▶ Given request: Where does the string "inte" appear in the records? Copy every line that contains it.

▶ Records for this task:

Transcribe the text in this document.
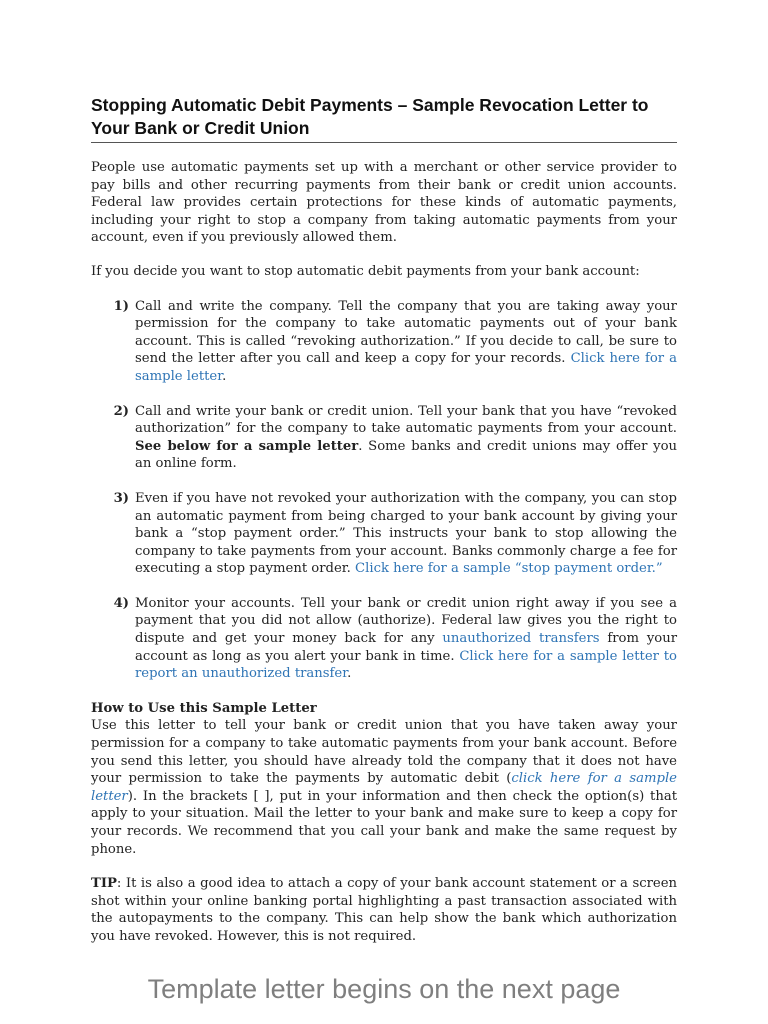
Stopping Automatic Debit Payments – Sample Revocation Letter to Your Bank or Credit Union

People use automatic payments set up with a merchant or other service provider to pay bills and other recurring payments from their bank or credit union accounts. Federal law provides certain protections for these kinds of automatic payments, including your right to stop a company from taking automatic payments from your account, even if you previously allowed them.

If you decide you want to stop automatic debit payments from your bank account:

1) Call and write the company. Tell the company that you are taking away your permission for the company to take automatic payments out of your bank account. This is called “revoking authorization.” If you decide to call, be sure to send the letter after you call and keep a copy for your records. Click here for a sample letter.
2) Call and write your bank or credit union. Tell your bank that you have “revoked authorization” for the company to take automatic payments from your account. See below for a sample letter. Some banks and credit unions may offer you an online form.
3) Even if you have not revoked your authorization with the company, you can stop an automatic payment from being charged to your bank account by giving your bank a “stop payment order.” This instructs your bank to stop allowing the company to take payments from your account. Banks commonly charge a fee for executing a stop payment order. Click here for a sample “stop payment order.”
4) Monitor your accounts. Tell your bank or credit union right away if you see a payment that you did not allow (authorize). Federal law gives you the right to dispute and get your money back for any unauthorized transfers from your account as long as you alert your bank in time. Click here for a sample letter to report an unauthorized transfer.
How to Use this Sample Letter

Use this letter to tell your bank or credit union that you have taken away your permission for a company to take automatic payments from your bank account. Before you send this letter, you should have already told the company that it does not have your permission to take the payments by automatic debit (click here for a sample letter). In the brackets [ ], put in your information and then check the option(s) that apply to your situation. Mail the letter to your bank and make sure to keep a copy for your records. We recommend that you call your bank and make the same request by phone.

TIP: It is also a good idea to attach a copy of your bank account statement or a screen shot within your online banking portal highlighting a past transaction associated with the autopayments to the company. This can help show the bank which authorization you have revoked. However, this is not required.

Template letter begins on the next page
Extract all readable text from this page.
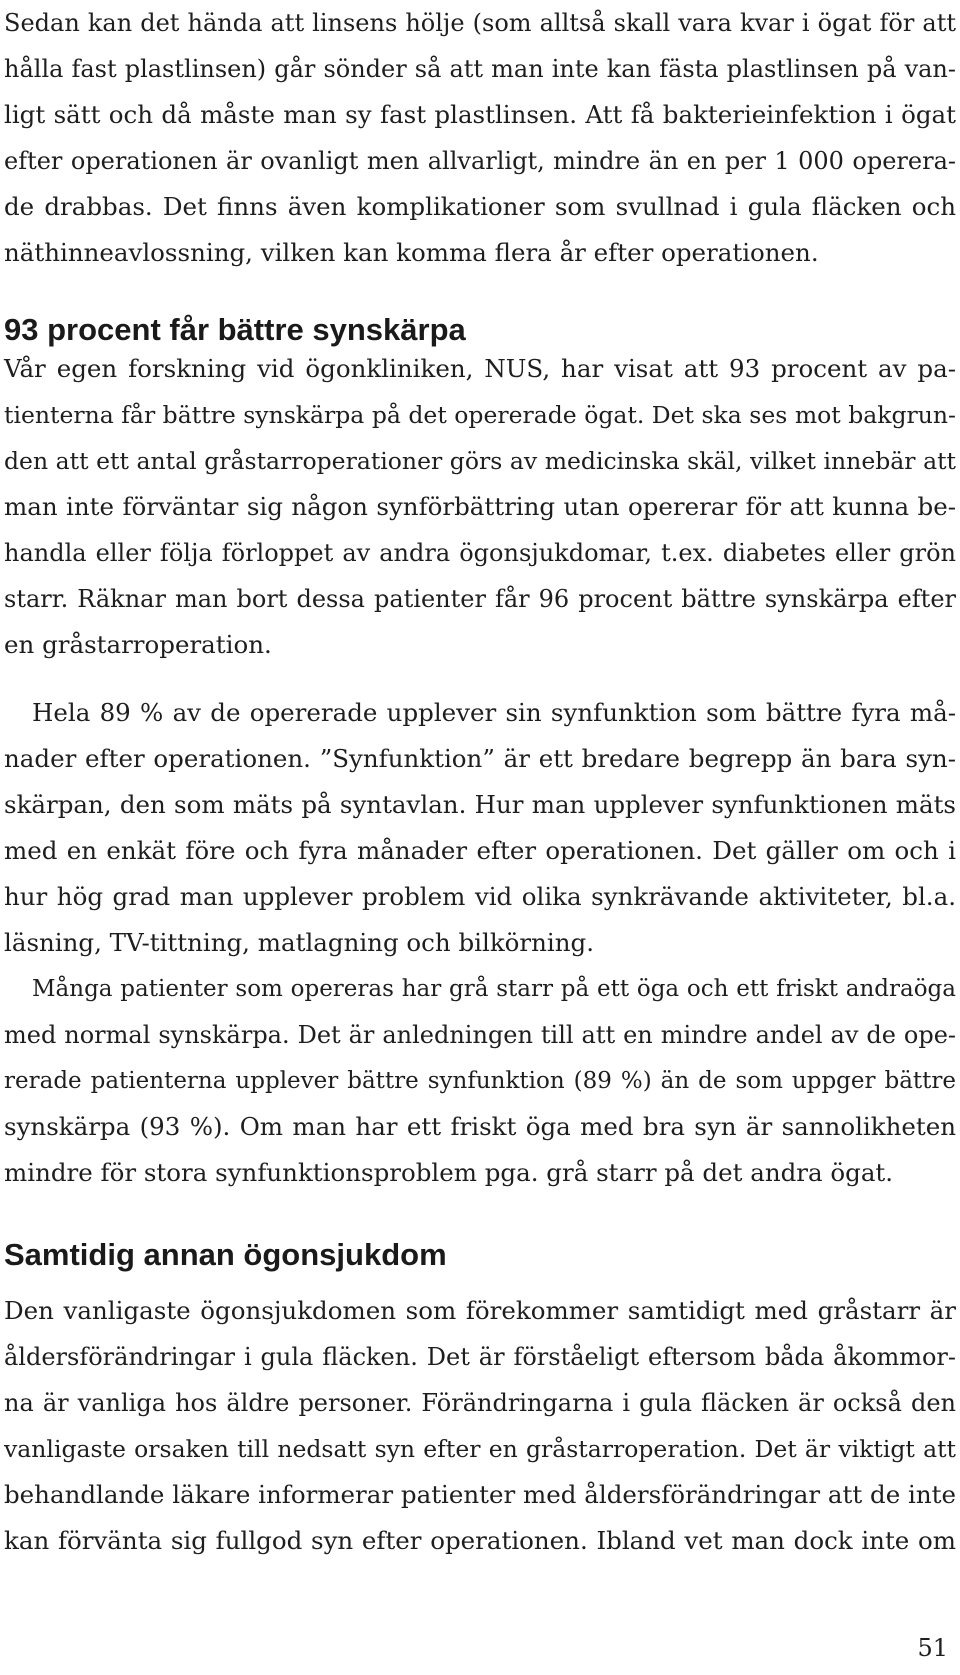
Sedan kan det hända att linsens hölje (som alltså skall vara kvar i ögat för att
hålla fast plastlinsen) går sönder så att man inte kan fästa plastlinsen på van-
ligt sätt och då måste man sy fast plastlinsen. Att få bakterieinfektion i ögat
efter operationen är ovanligt men allvarligt, mindre än en per 1 000 operera-
de drabbas. Det finns även komplikationer som svullnad i gula fläcken och
näthinneavlossning, vilken kan komma flera år efter operationen.
93 procent får bättre synskärpa
Vår egen forskning vid ögonkliniken, NUS, har visat att 93 procent av pa-
tienterna får bättre synskärpa på det opererade ögat. Det ska ses mot bakgrun-
den att ett antal gråstarroperationer görs av medicinska skäl, vilket innebär att
man inte förväntar sig någon synförbättring utan opererar för att kunna be-
handla eller följa förloppet av andra ögonsjukdomar, t.ex. diabetes eller grön
starr. Räknar man bort dessa patienter får 96 procent bättre synskärpa efter
en gråstarroperation.
Hela 89 % av de opererade upplever sin synfunktion som bättre fyra må-
nader efter operationen. ”Synfunktion” är ett bredare begrepp än bara syn-
skärpan, den som mäts på syntavlan. Hur man upplever synfunktionen mäts
med en enkät före och fyra månader efter operationen. Det gäller om och i
hur hög grad man upplever problem vid olika synkrävande aktiviteter, bl.a.
läsning, TV-tittning, matlagning och bilkörning.
Många patienter som opereras har grå starr på ett öga och ett friskt andraöga
med normal synskärpa. Det är anledningen till att en mindre andel av de ope-
rerade patienterna upplever bättre synfunktion (89 %) än de som uppger bättre
synskärpa (93 %). Om man har ett friskt öga med bra syn är sannolikheten
mindre för stora synfunktionsproblem pga. grå starr på det andra ögat.
Samtidig annan ögonsjukdom
Den vanligaste ögonsjukdomen som förekommer samtidigt med gråstarr är
åldersförändringar i gula fläcken. Det är förståeligt eftersom båda åkommor-
na är vanliga hos äldre personer. Förändringarna i gula fläcken är också den
vanligaste orsaken till nedsatt syn efter en gråstarroperation. Det är viktigt att
behandlande läkare informerar patienter med åldersförändringar att de inte
kan förvänta sig fullgod syn efter operationen. Ibland vet man dock inte om
51
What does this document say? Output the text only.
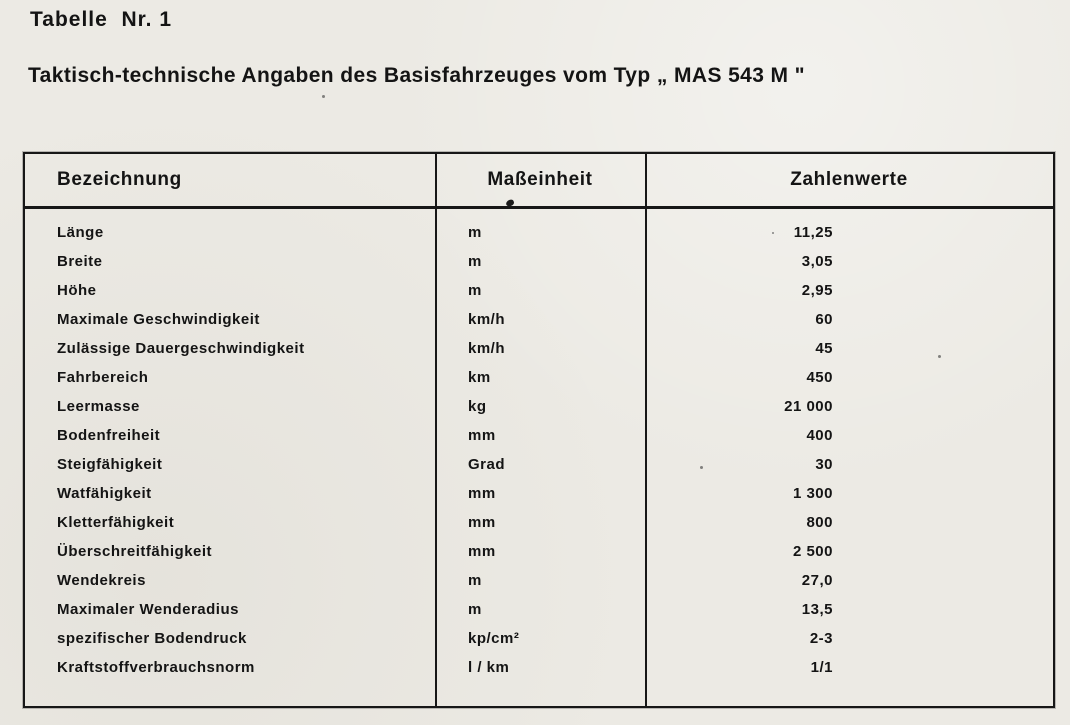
Tabelle  Nr. 1
Taktisch-technische Angaben des Basisfahrzeuges vom Typ „ MAS 543 M "
Bezeichnung	Maßeinheit	Zahlenwerte
Länge	m	11,25
Breite	m	3,05
Höhe	m	2,95
Maximale Geschwindigkeit	km/h	60
Zulässige Dauergeschwindigkeit	km/h	45
Fahrbereich	km	450
Leermasse	kg	21 000
Bodenfreiheit	mm	400
Steigfähigkeit	Grad	30
Watfähigkeit	mm	1 300
Kletterfähigkeit	mm	800
Überschreitfähigkeit	mm	2 500
Wendekreis	m	27,0
Maximaler Wenderadius	m	13,5
spezifischer Bodendruck	kp/cm²	2-3
Kraftstoffverbrauchsnorm	l / km	1/1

▶ Solution to the exercise:
hålla fast plastlinsen) går sönder så att man inte kan fästa plastlinsen på van-
man inte förväntar sig någon synförbättring utan opererar för att kunna be-
behandlande läkare informerar patienter med åldersförändringar att de inte
kan förvänta sig fullgod syn efter operationen. Ibland vet man dock inte om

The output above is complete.